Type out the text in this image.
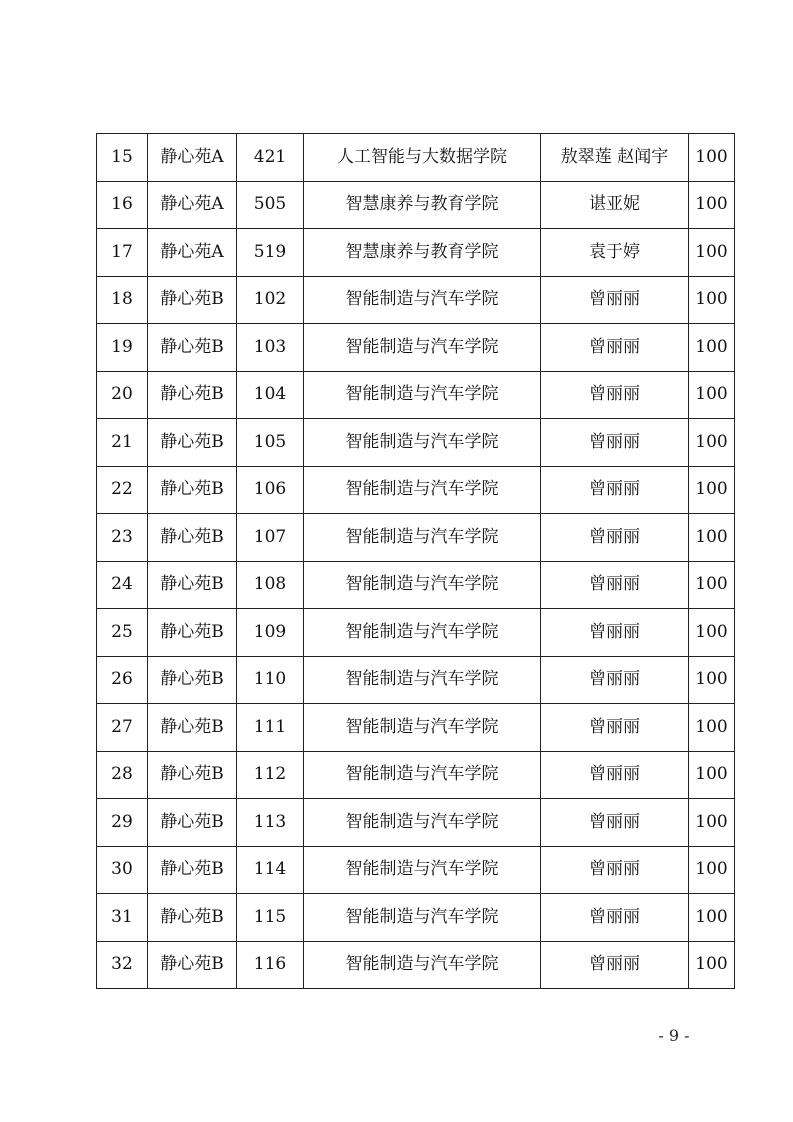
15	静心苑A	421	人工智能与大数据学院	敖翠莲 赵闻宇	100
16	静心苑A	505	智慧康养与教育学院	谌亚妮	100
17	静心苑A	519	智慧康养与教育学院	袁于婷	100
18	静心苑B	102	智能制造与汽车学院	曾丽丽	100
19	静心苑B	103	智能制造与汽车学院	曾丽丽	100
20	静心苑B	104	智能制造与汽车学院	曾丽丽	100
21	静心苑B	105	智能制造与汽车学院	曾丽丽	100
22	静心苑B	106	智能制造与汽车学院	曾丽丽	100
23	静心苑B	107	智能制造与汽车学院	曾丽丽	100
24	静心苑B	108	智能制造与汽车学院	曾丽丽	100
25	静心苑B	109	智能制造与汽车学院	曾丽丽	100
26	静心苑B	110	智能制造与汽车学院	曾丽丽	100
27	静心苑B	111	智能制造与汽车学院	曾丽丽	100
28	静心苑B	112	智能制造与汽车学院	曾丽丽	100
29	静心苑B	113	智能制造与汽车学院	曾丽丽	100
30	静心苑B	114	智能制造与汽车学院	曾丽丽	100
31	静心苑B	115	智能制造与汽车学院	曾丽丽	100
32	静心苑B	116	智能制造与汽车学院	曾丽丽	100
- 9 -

------------------------------------------------------------------------

# [EXERCISE]
Output all of the data exactly as it stands, minus any images.

# [OUTPUT OF THE EXERCISE]
Type out the text in this image.
15	静心苑A	421	人工智能与大数据学院	敖翠莲 赵闻宇	100
16	静心苑A	505	智慧康养与教育学院	谌亚妮	100
17	静心苑A	519	智慧康养与教育学院	袁于婷	100
18	静心苑B	102	智能制造与汽车学院	曾丽丽	100
19	静心苑B	103	智能制造与汽车学院	曾丽丽	100
20	静心苑B	104	智能制造与汽车学院	曾丽丽	100
21	静心苑B	105	智能制造与汽车学院	曾丽丽	100
22	静心苑B	106	智能制造与汽车学院	曾丽丽	100
23	静心苑B	107	智能制造与汽车学院	曾丽丽	100
24	静心苑B	108	智能制造与汽车学院	曾丽丽	100
25	静心苑B	109	智能制造与汽车学院	曾丽丽	100
26	静心苑B	110	智能制造与汽车学院	曾丽丽	100
27	静心苑B	111	智能制造与汽车学院	曾丽丽	100
28	静心苑B	112	智能制造与汽车学院	曾丽丽	100
29	静心苑B	113	智能制造与汽车学院	曾丽丽	100
30	静心苑B	114	智能制造与汽车学院	曾丽丽	100
31	静心苑B	115	智能制造与汽车学院	曾丽丽	100
32	静心苑B	116	智能制造与汽车学院	曾丽丽	100
- 9 -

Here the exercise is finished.